## PROBLEM REQUIREMENTS
Tally the lines holding the string "MNIST" and reply with that number alone.

## GIVEN ENTRIES
* BEGIN *

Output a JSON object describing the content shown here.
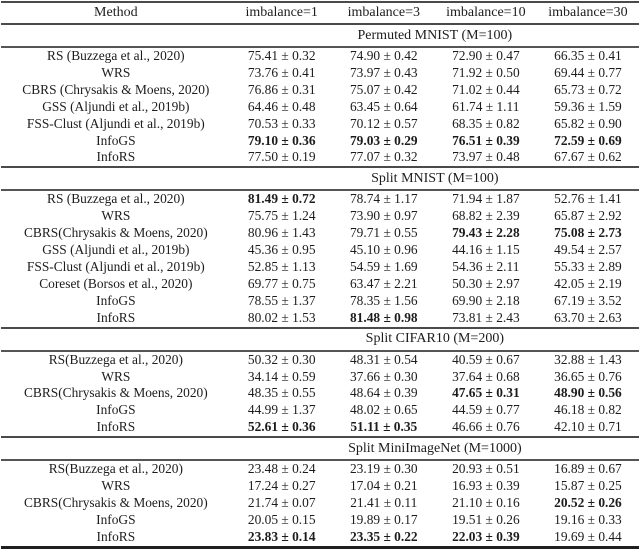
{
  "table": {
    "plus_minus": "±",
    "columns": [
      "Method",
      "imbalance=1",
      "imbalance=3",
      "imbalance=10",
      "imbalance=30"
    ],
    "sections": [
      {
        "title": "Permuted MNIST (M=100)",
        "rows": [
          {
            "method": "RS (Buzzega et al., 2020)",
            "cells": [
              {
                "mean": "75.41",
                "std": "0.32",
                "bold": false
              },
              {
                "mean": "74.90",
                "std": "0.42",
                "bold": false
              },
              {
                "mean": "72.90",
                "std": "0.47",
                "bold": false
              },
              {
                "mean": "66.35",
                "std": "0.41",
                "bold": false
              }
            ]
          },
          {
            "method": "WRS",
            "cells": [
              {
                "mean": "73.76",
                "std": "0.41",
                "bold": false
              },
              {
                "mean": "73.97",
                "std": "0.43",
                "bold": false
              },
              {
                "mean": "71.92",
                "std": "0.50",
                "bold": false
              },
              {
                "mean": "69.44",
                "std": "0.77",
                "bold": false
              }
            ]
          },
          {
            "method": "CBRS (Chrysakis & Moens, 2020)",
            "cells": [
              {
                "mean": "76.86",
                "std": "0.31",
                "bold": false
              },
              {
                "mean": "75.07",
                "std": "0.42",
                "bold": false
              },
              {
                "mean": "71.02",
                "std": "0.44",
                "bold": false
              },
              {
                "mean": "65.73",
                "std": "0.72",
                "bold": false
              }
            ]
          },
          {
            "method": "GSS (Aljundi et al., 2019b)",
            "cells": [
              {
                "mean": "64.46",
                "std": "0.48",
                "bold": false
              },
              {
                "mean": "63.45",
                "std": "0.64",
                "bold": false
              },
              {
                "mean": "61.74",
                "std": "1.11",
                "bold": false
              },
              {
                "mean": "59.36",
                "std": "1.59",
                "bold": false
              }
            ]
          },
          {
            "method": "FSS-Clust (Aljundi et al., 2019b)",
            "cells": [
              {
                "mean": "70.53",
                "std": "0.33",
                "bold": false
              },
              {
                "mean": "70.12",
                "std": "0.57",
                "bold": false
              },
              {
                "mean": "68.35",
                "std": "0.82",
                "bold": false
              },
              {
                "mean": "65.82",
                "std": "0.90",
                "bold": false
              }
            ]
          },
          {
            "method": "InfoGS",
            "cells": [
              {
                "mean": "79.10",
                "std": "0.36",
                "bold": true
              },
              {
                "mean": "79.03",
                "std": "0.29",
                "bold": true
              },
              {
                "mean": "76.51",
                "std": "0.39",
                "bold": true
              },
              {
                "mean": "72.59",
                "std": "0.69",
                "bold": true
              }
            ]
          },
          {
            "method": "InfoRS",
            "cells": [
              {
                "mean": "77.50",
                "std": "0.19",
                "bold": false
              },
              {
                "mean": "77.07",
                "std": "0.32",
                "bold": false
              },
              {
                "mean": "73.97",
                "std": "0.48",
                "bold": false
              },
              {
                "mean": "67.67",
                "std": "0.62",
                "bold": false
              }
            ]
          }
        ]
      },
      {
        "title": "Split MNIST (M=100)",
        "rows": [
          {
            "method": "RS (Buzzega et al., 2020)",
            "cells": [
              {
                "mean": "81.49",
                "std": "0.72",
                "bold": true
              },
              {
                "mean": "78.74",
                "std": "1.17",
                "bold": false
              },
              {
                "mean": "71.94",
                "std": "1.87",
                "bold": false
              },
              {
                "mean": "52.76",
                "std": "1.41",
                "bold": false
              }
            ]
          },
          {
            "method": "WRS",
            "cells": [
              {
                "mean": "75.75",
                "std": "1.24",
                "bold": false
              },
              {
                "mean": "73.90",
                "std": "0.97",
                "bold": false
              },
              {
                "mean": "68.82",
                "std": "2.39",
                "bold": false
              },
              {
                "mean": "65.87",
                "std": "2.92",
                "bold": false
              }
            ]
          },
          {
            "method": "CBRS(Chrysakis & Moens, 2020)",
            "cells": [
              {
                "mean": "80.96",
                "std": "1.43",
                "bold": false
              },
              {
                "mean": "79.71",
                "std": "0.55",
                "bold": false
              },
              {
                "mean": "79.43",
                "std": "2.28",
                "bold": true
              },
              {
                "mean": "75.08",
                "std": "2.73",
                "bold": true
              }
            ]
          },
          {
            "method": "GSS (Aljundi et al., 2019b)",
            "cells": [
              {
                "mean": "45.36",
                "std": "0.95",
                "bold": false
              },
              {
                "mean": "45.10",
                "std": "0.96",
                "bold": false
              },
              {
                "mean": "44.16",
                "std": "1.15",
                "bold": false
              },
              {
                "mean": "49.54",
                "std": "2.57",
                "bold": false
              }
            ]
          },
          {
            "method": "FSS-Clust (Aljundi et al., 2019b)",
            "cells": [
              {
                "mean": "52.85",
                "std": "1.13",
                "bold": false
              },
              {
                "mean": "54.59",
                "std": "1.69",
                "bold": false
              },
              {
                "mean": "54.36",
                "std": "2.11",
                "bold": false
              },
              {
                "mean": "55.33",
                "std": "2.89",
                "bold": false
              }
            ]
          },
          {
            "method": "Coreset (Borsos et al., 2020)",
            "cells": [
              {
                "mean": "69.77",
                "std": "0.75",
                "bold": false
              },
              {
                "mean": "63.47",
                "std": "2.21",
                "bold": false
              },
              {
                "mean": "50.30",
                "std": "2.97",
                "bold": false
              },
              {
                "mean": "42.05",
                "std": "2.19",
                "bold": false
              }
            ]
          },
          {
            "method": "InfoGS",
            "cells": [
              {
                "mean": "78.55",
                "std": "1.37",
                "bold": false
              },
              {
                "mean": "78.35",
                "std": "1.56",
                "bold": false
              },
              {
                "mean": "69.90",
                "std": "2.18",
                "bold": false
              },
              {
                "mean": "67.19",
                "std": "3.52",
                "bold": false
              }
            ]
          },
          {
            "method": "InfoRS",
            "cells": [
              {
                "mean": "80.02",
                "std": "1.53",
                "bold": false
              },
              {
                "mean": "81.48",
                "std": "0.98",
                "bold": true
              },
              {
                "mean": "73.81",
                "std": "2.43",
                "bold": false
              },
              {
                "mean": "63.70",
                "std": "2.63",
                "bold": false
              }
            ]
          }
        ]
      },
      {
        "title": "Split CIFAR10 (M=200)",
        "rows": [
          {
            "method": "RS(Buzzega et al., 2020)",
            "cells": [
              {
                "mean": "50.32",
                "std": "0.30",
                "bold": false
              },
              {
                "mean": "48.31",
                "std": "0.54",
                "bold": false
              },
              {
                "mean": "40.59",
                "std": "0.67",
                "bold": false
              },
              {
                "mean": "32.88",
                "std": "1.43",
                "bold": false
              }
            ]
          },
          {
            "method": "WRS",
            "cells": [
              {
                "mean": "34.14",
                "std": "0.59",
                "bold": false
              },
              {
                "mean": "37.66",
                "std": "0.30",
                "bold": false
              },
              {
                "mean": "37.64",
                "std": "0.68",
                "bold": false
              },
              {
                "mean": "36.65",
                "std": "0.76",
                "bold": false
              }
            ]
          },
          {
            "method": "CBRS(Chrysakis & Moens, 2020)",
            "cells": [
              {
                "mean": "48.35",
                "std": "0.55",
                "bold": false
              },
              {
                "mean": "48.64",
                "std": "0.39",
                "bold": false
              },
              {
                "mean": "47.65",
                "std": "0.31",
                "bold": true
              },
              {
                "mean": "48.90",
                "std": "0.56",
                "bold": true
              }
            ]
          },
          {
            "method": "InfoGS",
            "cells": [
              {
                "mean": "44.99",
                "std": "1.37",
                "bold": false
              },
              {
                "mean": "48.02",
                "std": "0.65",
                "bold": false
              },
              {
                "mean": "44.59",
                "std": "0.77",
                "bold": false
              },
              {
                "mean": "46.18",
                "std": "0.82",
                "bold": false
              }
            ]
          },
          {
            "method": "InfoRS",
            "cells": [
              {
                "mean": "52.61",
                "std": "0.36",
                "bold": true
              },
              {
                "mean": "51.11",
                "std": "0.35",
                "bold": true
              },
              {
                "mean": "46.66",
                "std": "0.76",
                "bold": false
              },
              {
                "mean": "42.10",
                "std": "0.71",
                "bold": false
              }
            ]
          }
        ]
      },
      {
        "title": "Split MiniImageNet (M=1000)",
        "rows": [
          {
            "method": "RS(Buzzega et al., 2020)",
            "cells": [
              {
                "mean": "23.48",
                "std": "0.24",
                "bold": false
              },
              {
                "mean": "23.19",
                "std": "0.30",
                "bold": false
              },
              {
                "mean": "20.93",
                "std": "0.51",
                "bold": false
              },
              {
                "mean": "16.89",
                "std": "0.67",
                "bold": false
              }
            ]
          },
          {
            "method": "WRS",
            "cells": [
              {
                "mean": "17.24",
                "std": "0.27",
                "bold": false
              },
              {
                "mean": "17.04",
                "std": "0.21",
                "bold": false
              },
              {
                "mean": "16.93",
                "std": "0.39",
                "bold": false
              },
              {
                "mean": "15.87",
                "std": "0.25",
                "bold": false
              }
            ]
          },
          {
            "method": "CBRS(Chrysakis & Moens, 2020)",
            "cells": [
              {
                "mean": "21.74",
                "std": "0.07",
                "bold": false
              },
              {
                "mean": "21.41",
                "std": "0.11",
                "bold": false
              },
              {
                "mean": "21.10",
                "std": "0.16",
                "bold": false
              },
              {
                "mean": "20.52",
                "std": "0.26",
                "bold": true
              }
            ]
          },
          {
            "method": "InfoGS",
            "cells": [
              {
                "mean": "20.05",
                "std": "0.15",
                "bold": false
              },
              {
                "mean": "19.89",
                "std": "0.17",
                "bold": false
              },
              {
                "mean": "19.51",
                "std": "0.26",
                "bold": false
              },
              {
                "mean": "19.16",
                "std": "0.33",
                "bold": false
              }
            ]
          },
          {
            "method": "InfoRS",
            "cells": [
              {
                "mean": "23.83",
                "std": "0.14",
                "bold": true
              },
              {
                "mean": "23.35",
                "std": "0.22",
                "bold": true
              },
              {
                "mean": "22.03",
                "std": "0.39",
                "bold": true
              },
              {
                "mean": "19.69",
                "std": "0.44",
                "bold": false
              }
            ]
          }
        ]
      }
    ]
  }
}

* END *

## THE ANSWER
2